Leave out the pictures and return every entry exactly as it appears.
-- -- --
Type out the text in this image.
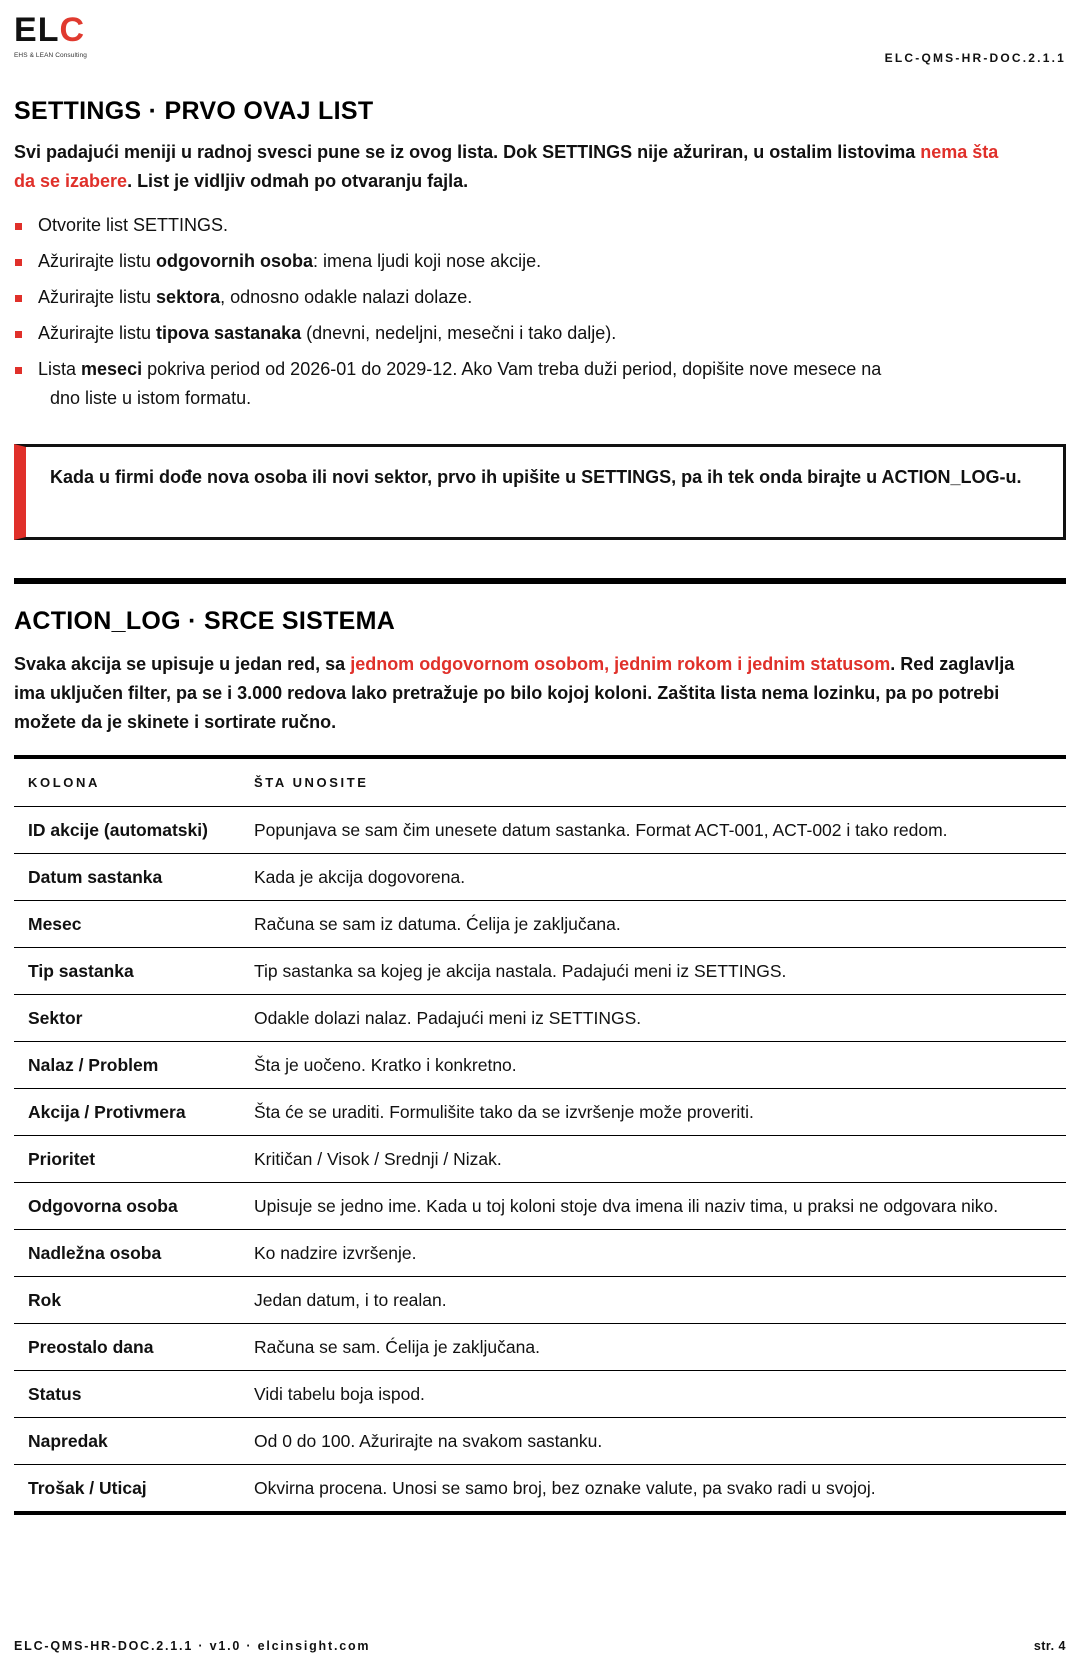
ELC
EHS & LEAN Consulting	ELC-QMS-HR-DOC.2.1.1
SETTINGS · PRVO OVAJ LIST
Svi padajući meniji u radnoj svesci pune se iz ovog lista. Dok SETTINGS nije ažuriran, u ostalim listovima nema šta da se izabere. List je vidljiv odmah po otvaranju fajla.
Otvorite list SETTINGS.
Ažurirajte listu odgovornih osoba: imena ljudi koji nose akcije.
Ažurirajte listu sektora, odnosno odakle nalazi dolaze.
Ažurirajte listu tipova sastanaka (dnevni, nedeljni, mesečni i tako dalje).
Lista meseci pokriva period od 2026-01 do 2029-12. Ako Vam treba duži period, dopišite nove mesece na
dno liste u istom formatu.
Kada u firmi dođe nova osoba ili novi sektor, prvo ih upišite u SETTINGS, pa ih tek onda birajte u ACTION_LOG-u.
ACTION_LOG · SRCE SISTEMA
Svaka akcija se upisuje u jedan red, sa jednom odgovornom osobom, jednim rokom i jednim statusom. Red zaglavlja ima uključen filter, pa se i 3.000 redova lako pretražuje po bilo kojoj koloni. Zaštita lista nema lozinku, pa po potrebi možete da je skinete i sortirate ručno.
KOLONA	ŠTA UNOSITE
ID akcije (automatski)	Popunjava se sam čim unesete datum sastanka. Format ACT-001, ACT-002 i tako redom.
Datum sastanka	Kada je akcija dogovorena.
Mesec	Računa se sam iz datuma. Ćelija je zaključana.
Tip sastanka	Tip sastanka sa kojeg je akcija nastala. Padajući meni iz SETTINGS.
Sektor	Odakle dolazi nalaz. Padajući meni iz SETTINGS.
Nalaz / Problem	Šta je uočeno. Kratko i konkretno.
Akcija / Protivmera	Šta će se uraditi. Formulišite tako da se izvršenje može proveriti.
Prioritet	Kritičan / Visok / Srednji / Nizak.
Odgovorna osoba	Upisuje se jedno ime. Kada u toj koloni stoje dva imena ili naziv tima, u praksi ne odgovara niko.
Nadležna osoba	Ko nadzire izvršenje.
Rok	Jedan datum, i to realan.
Preostalo dana	Računa se sam. Ćelija je zaključana.
Status	Vidi tabelu boja ispod.
Napredak	Od 0 do 100. Ažurirajte na svakom sastanku.
Trošak / Uticaj	Okvirna procena. Unosi se samo broj, bez oznake valute, pa svako radi u svojoj.
ELC-QMS-HR-DOC.2.1.1 · v1.0 · elcinsight.com	str. 4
-- -- --
- Reply to the task
Type out the text in this image.
ELC
EHS & LEAN Consulting	ELC-QMS-HR-DOC.2.1.1
SETTINGS · PRVO OVAJ LIST
Svi padajući meniji u radnoj svesci pune se iz ovog lista. Dok SETTINGS nije ažuriran, u ostalim listovima nema šta da se izabere. List je vidljiv odmah po otvaranju fajla.
Otvorite list SETTINGS.
Ažurirajte listu odgovornih osoba: imena ljudi koji nose akcije.
Ažurirajte listu sektora, odnosno odakle nalazi dolaze.
Ažurirajte listu tipova sastanaka (dnevni, nedeljni, mesečni i tako dalje).
Lista meseci pokriva period od 2026-01 do 2029-12. Ako Vam treba duži period, dopišite nove mesece na
dno liste u istom formatu.
Kada u firmi dođe nova osoba ili novi sektor, prvo ih upišite u SETTINGS, pa ih tek onda birajte u ACTION_LOG-u.
ACTION_LOG · SRCE SISTEMA
Svaka akcija se upisuje u jedan red, sa jednom odgovornom osobom, jednim rokom i jednim statusom. Red zaglavlja ima uključen filter, pa se i 3.000 redova lako pretražuje po bilo kojoj koloni. Zaštita lista nema lozinku, pa po potrebi možete da je skinete i sortirate ručno.
KOLONA	ŠTA UNOSITE
ID akcije (automatski)	Popunjava se sam čim unesete datum sastanka. Format ACT-001, ACT-002 i tako redom.
Datum sastanka	Kada je akcija dogovorena.
Mesec	Računa se sam iz datuma. Ćelija je zaključana.
Tip sastanka	Tip sastanka sa kojeg je akcija nastala. Padajući meni iz SETTINGS.
Sektor	Odakle dolazi nalaz. Padajući meni iz SETTINGS.
Nalaz / Problem	Šta je uočeno. Kratko i konkretno.
Akcija / Protivmera	Šta će se uraditi. Formulišite tako da se izvršenje može proveriti.
Prioritet	Kritičan / Visok / Srednji / Nizak.
Odgovorna osoba	Upisuje se jedno ime. Kada u toj koloni stoje dva imena ili naziv tima, u praksi ne odgovara niko.
Nadležna osoba	Ko nadzire izvršenje.
Rok	Jedan datum, i to realan.
Preostalo dana	Računa se sam. Ćelija je zaključana.
Status	Vidi tabelu boja ispod.
Napredak	Od 0 do 100. Ažurirajte na svakom sastanku.
Trošak / Uticaj	Okvirna procena. Unosi se samo broj, bez oznake valute, pa svako radi u svojoj.
ELC-QMS-HR-DOC.2.1.1 · v1.0 · elcinsight.com	str. 4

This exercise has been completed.